Leave the pictures out. Return all other data exactly.

Start of Records for this exercise

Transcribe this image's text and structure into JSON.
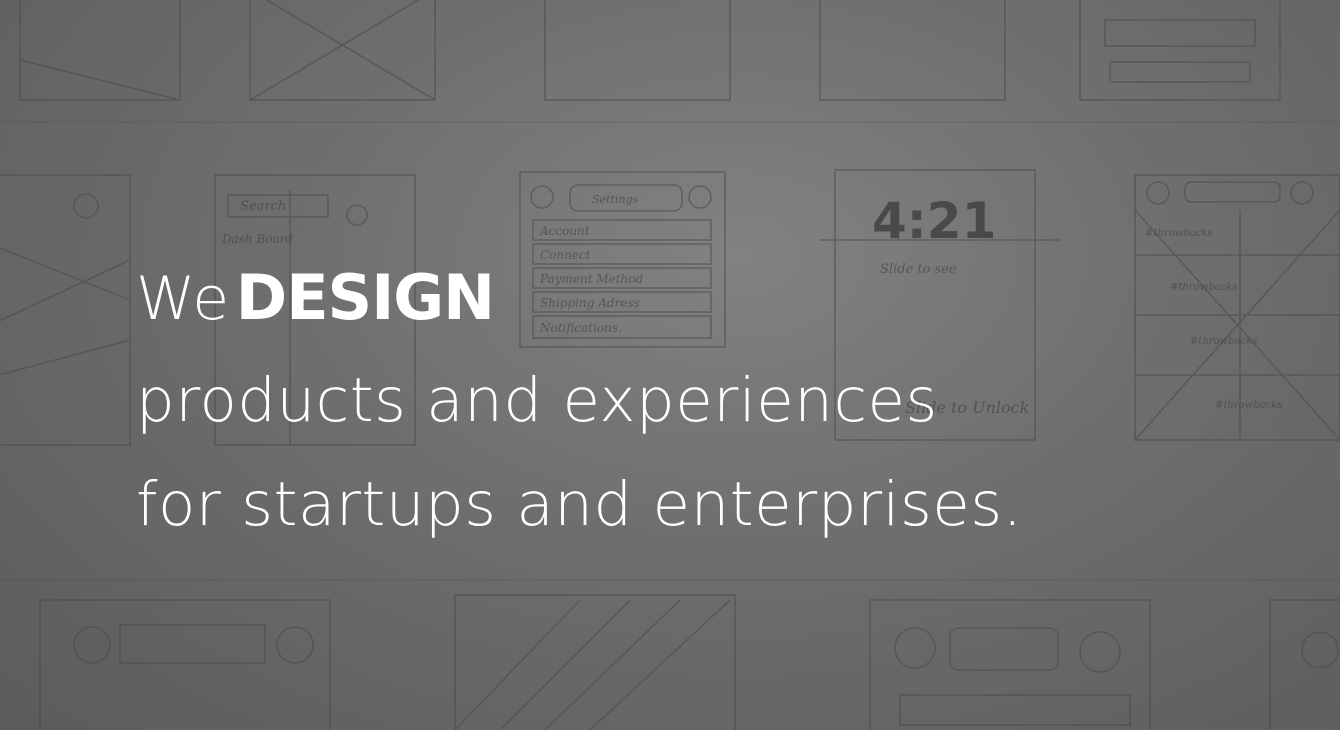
{
  "hero": {
    "word_we": "We",
    "word_design": "DESIGN",
    "line2": "products and experiences",
    "line3": "for startups and enterprises."
  },
  "sketch": {
    "settings_title": "Settings",
    "settings_items": [
      "Account",
      "Connect",
      "Payment Method",
      "Shipping Adress",
      "Notifications."
    ],
    "clock": "4:21",
    "slide_to_see": "Slide to see",
    "slide_to_unlock": "Slide to Unlock",
    "search_label": "Search",
    "dashboard_label": "Dash Board",
    "throwbacks": "#throwbacks",
    "colors": {
      "background": "#737373",
      "pencil": "#3c3c3c",
      "text": "#ffffff"
    }
  }
}
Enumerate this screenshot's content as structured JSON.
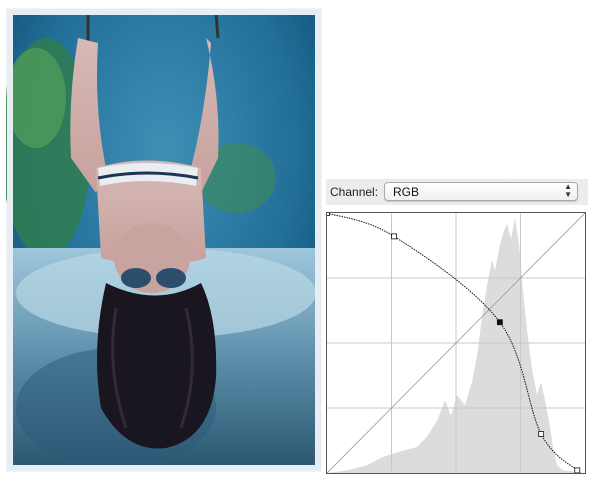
{
  "curves": {
    "channel_label": "Channel:",
    "channel_value": "RGB",
    "channel_icon": "updown-arrows-icon",
    "grid_divisions": 4,
    "curve_points": [
      [
        0,
        100
      ],
      [
        26,
        91
      ],
      [
        67,
        58
      ],
      [
        83,
        15
      ],
      [
        97,
        1
      ]
    ],
    "selected_point": [
      67,
      58
    ]
  }
}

End of Records for this exercise

* [Problem solution]:
Transcribe this image's text and structure into JSON.
{
  "hero": {
    "word_we": "We",
    "word_design": "DESIGN",
    "line2": "products and experiences",
    "line3": "for startups and enterprises."
  },
  "sketch": {
    "settings_title": "Settings",
    "settings_items": [
      "Account",
      "Connect",
      "Payment Method",
      "Shipping Adress",
      "Notifications."
    ],
    "clock": "4:21",
    "slide_to_see": "Slide to see",
    "slide_to_unlock": "Slide to Unlock",
    "search_label": "Search",
    "dashboard_label": "Dash Board",
    "throwbacks": "#throwbacks",
    "colors": {
      "background": "#737373",
      "pencil": "#3c3c3c",
      "text": "#ffffff"
    }
  }
}
Enumerate this screenshot's content as structured JSON.
{
  "curves": {
    "channel_label": "Channel:",
    "channel_value": "RGB",
    "channel_icon": "updown-arrows-icon",
    "grid_divisions": 4,
    "curve_points": [
      [
        0,
        100
      ],
      [
        26,
        91
      ],
      [
        67,
        58
      ],
      [
        83,
        15
      ],
      [
        97,
        1
      ]
    ],
    "selected_point": [
      67,
      58
    ]
  }
}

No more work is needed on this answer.